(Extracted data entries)
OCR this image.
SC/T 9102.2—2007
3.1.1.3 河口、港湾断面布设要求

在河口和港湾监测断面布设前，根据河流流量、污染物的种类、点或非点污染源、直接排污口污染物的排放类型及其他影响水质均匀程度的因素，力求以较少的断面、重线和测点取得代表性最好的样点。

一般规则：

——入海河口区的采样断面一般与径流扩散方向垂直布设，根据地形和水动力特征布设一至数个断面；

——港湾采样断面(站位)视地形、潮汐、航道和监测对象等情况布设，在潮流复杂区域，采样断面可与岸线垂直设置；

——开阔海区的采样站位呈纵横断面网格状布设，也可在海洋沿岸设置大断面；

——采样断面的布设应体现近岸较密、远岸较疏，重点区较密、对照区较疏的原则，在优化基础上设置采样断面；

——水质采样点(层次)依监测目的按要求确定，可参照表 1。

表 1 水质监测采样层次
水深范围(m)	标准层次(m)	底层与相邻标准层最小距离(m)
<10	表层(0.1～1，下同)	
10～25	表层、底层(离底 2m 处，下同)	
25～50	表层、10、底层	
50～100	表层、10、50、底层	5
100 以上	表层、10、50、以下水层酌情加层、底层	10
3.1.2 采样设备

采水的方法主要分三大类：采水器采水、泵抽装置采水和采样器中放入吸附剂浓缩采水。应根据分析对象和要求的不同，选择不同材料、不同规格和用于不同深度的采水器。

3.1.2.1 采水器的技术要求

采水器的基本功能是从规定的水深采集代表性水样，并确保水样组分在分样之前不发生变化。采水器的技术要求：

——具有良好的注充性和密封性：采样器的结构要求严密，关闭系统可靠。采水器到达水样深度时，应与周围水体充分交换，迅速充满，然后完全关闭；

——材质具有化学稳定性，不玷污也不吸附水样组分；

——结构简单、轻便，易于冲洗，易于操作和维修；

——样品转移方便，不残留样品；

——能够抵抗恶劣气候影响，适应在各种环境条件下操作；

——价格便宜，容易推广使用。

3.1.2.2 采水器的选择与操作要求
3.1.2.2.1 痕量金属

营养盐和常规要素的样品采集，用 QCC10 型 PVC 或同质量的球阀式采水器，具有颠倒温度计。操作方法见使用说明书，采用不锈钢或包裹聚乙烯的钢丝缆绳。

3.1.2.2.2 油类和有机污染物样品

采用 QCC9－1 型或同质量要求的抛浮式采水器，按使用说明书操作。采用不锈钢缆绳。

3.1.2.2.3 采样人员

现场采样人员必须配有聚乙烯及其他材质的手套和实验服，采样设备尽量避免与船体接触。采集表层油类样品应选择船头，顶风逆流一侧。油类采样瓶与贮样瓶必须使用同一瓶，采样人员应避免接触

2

◆ Set problem
Above are entries; state the number of lines among them that contain "采水器的技术要求", and nothing else.

◆ Answer to this exercise
2